-- Begin RECORDS FOR PROCESSING --
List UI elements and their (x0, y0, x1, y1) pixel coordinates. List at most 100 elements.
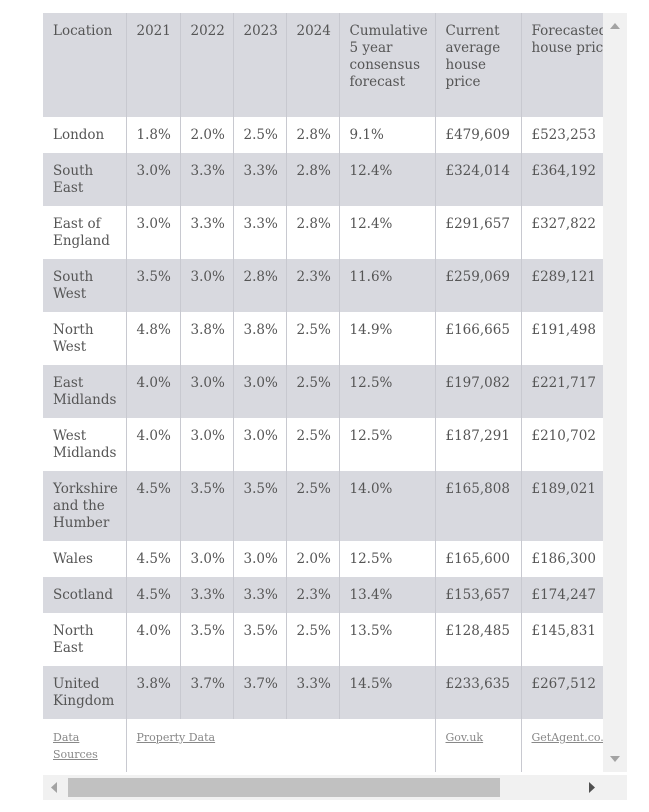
value-cell: £197,082 (434, 365, 521, 418)
value-cell: £166,665 (434, 312, 521, 365)
value-cell: 13.4% (338, 577, 435, 613)
header-cell: Cumulative 5 year consensus forecast (338, 13, 435, 117)
header-cell: Current average house price (434, 13, 521, 117)
data-row: West Midlands 4.0% 3.0% 3.0% 2.5% 12.5% £187,2… (43, 418, 603, 471)
value-cell: 14.9% (338, 312, 435, 365)
value-cell: 2.0% (179, 117, 233, 153)
location-cell: North West (43, 312, 126, 365)
value-cell: £165,808 (434, 471, 521, 541)
sources-label[interactable]: Data Sources (53, 731, 98, 761)
header-cell: 2022 (179, 13, 233, 117)
value-cell: 4.0% (125, 365, 180, 418)
value-cell: £233,635 (434, 666, 521, 719)
scroll-arrows (610, 23, 620, 762)
location-cell: East of England (43, 206, 126, 259)
value-cell: 3.0% (232, 418, 286, 471)
value-cell: 2.5% (285, 312, 339, 365)
data-row: Wales 4.5% 3.0% 3.0% 2.0% 12.5% £165,600 £186,3… (43, 541, 603, 577)
value-cell: 2.3% (285, 577, 339, 613)
data-row: South East 3.0% 3.3% 3.3% 2.8% 12.4% £324,014 £… (43, 153, 603, 206)
value-cell: 4.0% (125, 613, 180, 666)
data-row: South West 3.5% 3.0% 2.8% 2.3% 11.6% £259,069 £… (43, 259, 603, 312)
value-cell: 9.1% (338, 117, 435, 153)
value-cell: £479,609 (434, 117, 521, 153)
header-row: Location 2021 2022 2023 2024 Cumulative 5 yea… (43, 13, 603, 117)
data-row: Yorkshire and the Humber 4.5% 3.5% 3.5% 2.5%… (43, 471, 603, 541)
value-cell: 3.8% (179, 312, 233, 365)
source-link[interactable]: Gov.uk (445, 731, 484, 744)
value-cell: 2.5% (285, 613, 339, 666)
value-cell: 3.0% (125, 153, 180, 206)
value-cell: 3.3% (179, 206, 233, 259)
value-cell: 12.5% (338, 365, 435, 418)
sources-cell: Data Sources (43, 719, 126, 772)
value-cell: £267,512 (520, 666, 603, 719)
value-cell: 3.8% (232, 312, 286, 365)
source-cell: Property Data (125, 719, 435, 772)
value-cell: £289,121 (520, 259, 603, 312)
value-cell: 3.8% (125, 666, 180, 719)
value-cell: 3.0% (232, 541, 286, 577)
value-cell: £145,831 (520, 613, 603, 666)
source-link[interactable]: Property Data (136, 731, 216, 744)
value-cell: 11.6% (338, 259, 435, 312)
value-cell: 2.5% (285, 418, 339, 471)
data-row: London 1.8% 2.0% 2.5% 2.8% 9.1% £479,609 £523,2… (43, 117, 603, 153)
value-cell: 4.5% (125, 577, 180, 613)
value-cell: £210,702 (520, 418, 603, 471)
location-cell: North East (43, 613, 126, 666)
value-cell: 3.0% (125, 206, 180, 259)
value-cell: £327,822 (520, 206, 603, 259)
value-cell: £187,291 (434, 418, 521, 471)
data-row: Scotland 4.5% 3.3% 3.3% 2.3% 13.4% £153,657 £17… (43, 577, 603, 613)
header-cell: 2023 (232, 13, 286, 117)
source-cell: GetAgent.co.uk (520, 719, 604, 772)
value-cell: 12.5% (338, 541, 435, 577)
value-cell: 1.8% (125, 117, 180, 153)
header-cell: Forecasted average house price in 2024 (520, 13, 603, 117)
location-cell: Wales (43, 541, 126, 577)
location-cell: West Midlands (43, 418, 126, 471)
value-cell: £291,657 (434, 206, 521, 259)
value-cell: £259,069 (434, 259, 521, 312)
value-cell: 2.8% (285, 117, 339, 153)
data-row: North West 4.8% 3.8% 3.8% 2.5% 14.9% £166,665 £… (43, 312, 603, 365)
value-cell: 3.5% (125, 259, 180, 312)
location-cell: South East (43, 153, 126, 206)
value-cell: 3.7% (179, 666, 233, 719)
value-cell: 2.3% (285, 259, 339, 312)
value-cell: 2.8% (285, 153, 339, 206)
location-cell: Scotland (43, 577, 126, 613)
value-cell: £523,253 (520, 117, 603, 153)
value-cell: £324,014 (434, 153, 521, 206)
location-cell: Yorkshire and the Humber (43, 471, 126, 541)
forecast-table: Location 2021 2022 2023 2024 Cumulative 5 yea… (43, 13, 603, 772)
header-cell: 2021 (125, 13, 180, 117)
value-cell: 3.3% (179, 153, 233, 206)
value-cell: 4.8% (125, 312, 180, 365)
header-cell: 2024 (285, 13, 339, 117)
data-row: United Kingdom 3.8% 3.7% 3.7% 3.3% 14.5% £233,… (43, 666, 603, 719)
value-cell: £364,192 (520, 153, 603, 206)
header-cell: Location (43, 13, 126, 117)
scroll-arrows (51, 782, 595, 793)
location-cell: London (43, 117, 126, 153)
value-cell: 14.0% (338, 471, 435, 541)
vertical-scrollbar[interactable] (603, 13, 627, 772)
scroll-thumb[interactable] (68, 778, 500, 797)
table-viewport: Location 2021 2022 2023 2024 Cumulative 5 yea… (43, 13, 603, 772)
value-cell: 3.3% (232, 153, 286, 206)
value-cell: £128,485 (434, 613, 521, 666)
horizontal-scrollbar[interactable] (43, 775, 627, 800)
source-link[interactable]: GetAgent.co.uk (531, 731, 604, 744)
value-cell: 3.5% (179, 471, 233, 541)
value-cell: 2.8% (285, 206, 339, 259)
value-cell: £153,657 (434, 577, 521, 613)
value-cell: 4.5% (125, 471, 180, 541)
value-cell: 12.4% (338, 206, 435, 259)
value-cell: £186,300 (520, 541, 603, 577)
value-cell: 2.8% (232, 259, 286, 312)
value-cell: 3.7% (232, 666, 286, 719)
value-cell: £165,600 (434, 541, 521, 577)
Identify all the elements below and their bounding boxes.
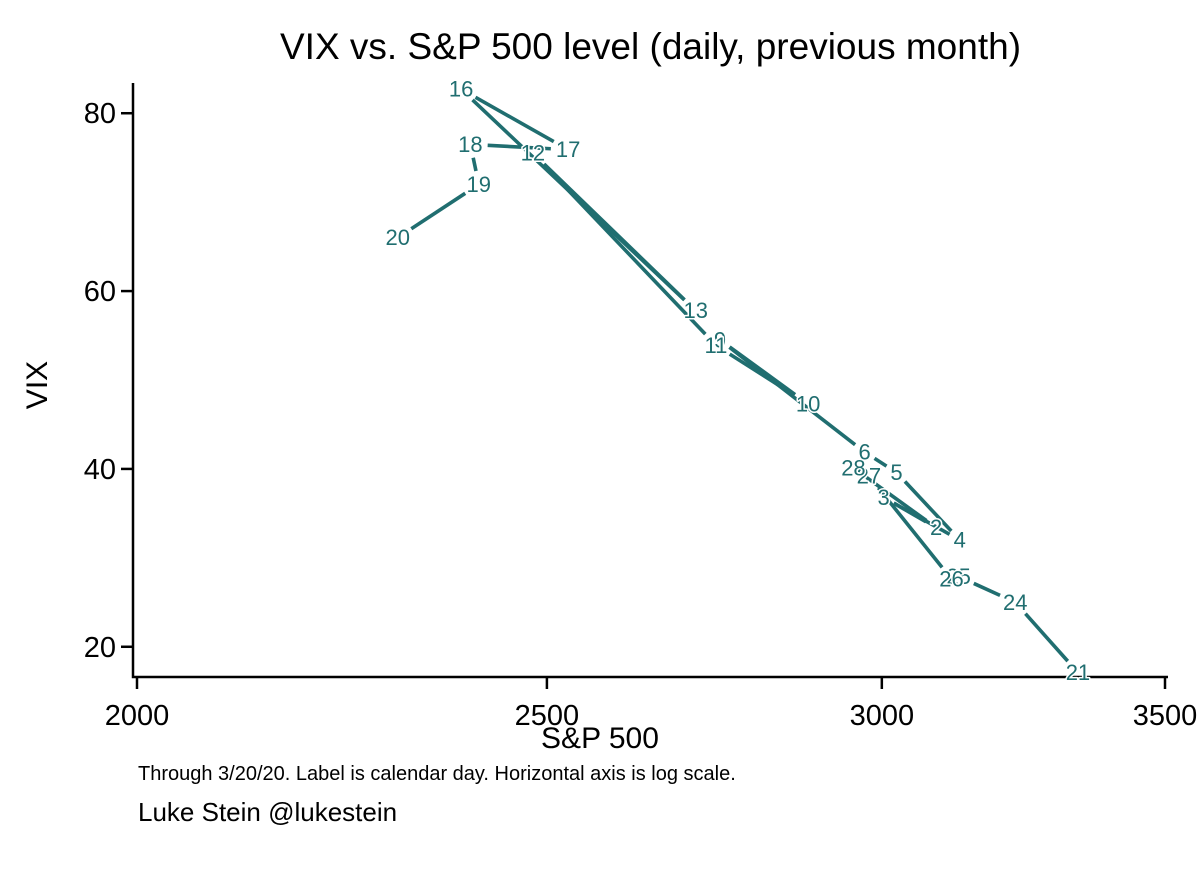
point-label-10: 10	[796, 392, 820, 417]
axis-line	[131, 83, 1168, 679]
y-axis-title: VIX	[21, 360, 54, 410]
series-segment	[728, 345, 797, 396]
series-segment	[471, 157, 478, 172]
point-label-26: 26	[939, 567, 963, 592]
series-segment	[410, 191, 467, 231]
chart-credit: Luke Stein @lukestein	[138, 797, 398, 827]
point-label-20: 20	[385, 225, 409, 250]
series-segment	[873, 456, 888, 468]
point-label-16: 16	[449, 77, 473, 102]
point-label-12: 12	[521, 141, 545, 166]
point-label-25: 25	[946, 564, 970, 589]
x-tick-label: 2500	[515, 700, 580, 732]
point-label-27: 27	[857, 464, 881, 489]
series-segment	[1024, 612, 1070, 663]
chart-footnote: Through 3/20/20. Label is calendar day. …	[138, 763, 736, 785]
point-label-28: 28	[841, 456, 865, 481]
series-segment	[892, 501, 951, 536]
y-tick-label: 40	[84, 454, 116, 486]
x-axis-title: S&P 500	[541, 722, 659, 755]
series-segment	[973, 581, 1001, 598]
point-label-9: 9	[714, 327, 726, 352]
series-segment	[474, 95, 555, 144]
x-tick-label: 3500	[1133, 700, 1198, 732]
x-tick-label: 2000	[105, 700, 170, 732]
x-tick-label: 3000	[850, 700, 915, 732]
point-label-2: 2	[930, 515, 942, 540]
point-label-19: 19	[467, 172, 491, 197]
series-segment	[876, 486, 944, 569]
point-label-18: 18	[458, 132, 482, 157]
point-label-24: 24	[1003, 590, 1027, 615]
point-label-17: 17	[556, 137, 580, 162]
point-label-6: 6	[858, 440, 870, 465]
series-segment	[903, 480, 953, 533]
point-label-13: 13	[684, 298, 708, 323]
point-label-11: 11	[705, 333, 728, 358]
series-segment	[865, 475, 928, 523]
point-label-21: 21	[1066, 660, 1090, 685]
point-label-4: 4	[954, 528, 966, 553]
point-label-5: 5	[890, 460, 902, 485]
series-segment	[471, 98, 686, 302]
point-label-3: 3	[878, 485, 890, 510]
series-segment	[728, 352, 796, 397]
y-tick-label: 20	[84, 632, 116, 664]
series-segment	[487, 143, 551, 151]
chart-title: VIX vs. S&P 500 level (daily, previous m…	[279, 26, 1022, 67]
y-tick-label: 80	[84, 98, 116, 130]
y-tick-label: 60	[84, 276, 116, 308]
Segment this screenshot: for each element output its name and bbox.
-- End RECORDS FOR PROCESSING --
» TASK TO COMPLETE: Copy out the lines from the one containing "392, 820, 417]" to the one containing "276, 116, 308]", inclusive, with no changes.

» ANSWER:
point-label-10: 10	[796, 392, 820, 417]
axis-line	[131, 83, 1168, 679]
y-axis-title: VIX	[21, 360, 54, 410]
series-segment	[728, 345, 797, 396]
series-segment	[471, 157, 478, 172]
point-label-26: 26	[939, 567, 963, 592]
series-segment	[410, 191, 467, 231]
chart-credit: Luke Stein @lukestein	[138, 797, 398, 827]
point-label-20: 20	[385, 225, 409, 250]
series-segment	[873, 456, 888, 468]
point-label-16: 16	[449, 77, 473, 102]
point-label-12: 12	[521, 141, 545, 166]
point-label-25: 25	[946, 564, 970, 589]
x-tick-label: 2500	[515, 700, 580, 732]
point-label-27: 27	[857, 464, 881, 489]
series-segment	[1024, 612, 1070, 663]
chart-footnote: Through 3/20/20. Label is calendar day. …	[138, 763, 736, 785]
point-label-28: 28	[841, 456, 865, 481]
series-segment	[892, 501, 951, 536]
y-tick-label: 40	[84, 454, 116, 486]
x-axis-title: S&P 500	[541, 722, 659, 755]
series-segment	[973, 581, 1001, 598]
point-label-9: 9	[714, 327, 726, 352]
series-segment	[474, 95, 555, 144]
x-tick-label: 3500	[1133, 700, 1198, 732]
x-tick-label: 2000	[105, 700, 170, 732]
x-tick-label: 3000	[850, 700, 915, 732]
point-label-2: 2	[930, 515, 942, 540]
point-label-19: 19	[467, 172, 491, 197]
series-segment	[876, 486, 944, 569]
point-label-18: 18	[458, 132, 482, 157]
point-label-24: 24	[1003, 590, 1027, 615]
point-label-17: 17	[556, 137, 580, 162]
point-label-6: 6	[858, 440, 870, 465]
series-segment	[903, 480, 953, 533]
point-label-13: 13	[684, 298, 708, 323]
point-label-11: 11	[705, 333, 728, 358]
series-segment	[865, 475, 928, 523]
point-label-21: 21	[1066, 660, 1090, 685]
point-label-4: 4	[954, 528, 966, 553]
point-label-5: 5	[890, 460, 902, 485]
series-segment	[471, 98, 686, 302]
point-label-3: 3	[878, 485, 890, 510]
series-segment	[728, 352, 796, 397]
y-tick-label: 20	[84, 632, 116, 664]
series-segment	[487, 143, 551, 151]
chart-title: VIX vs. S&P 500 level (daily, previous m…	[279, 26, 1022, 67]
y-tick-label: 80	[84, 98, 116, 130]
y-tick-label: 60	[84, 276, 116, 308]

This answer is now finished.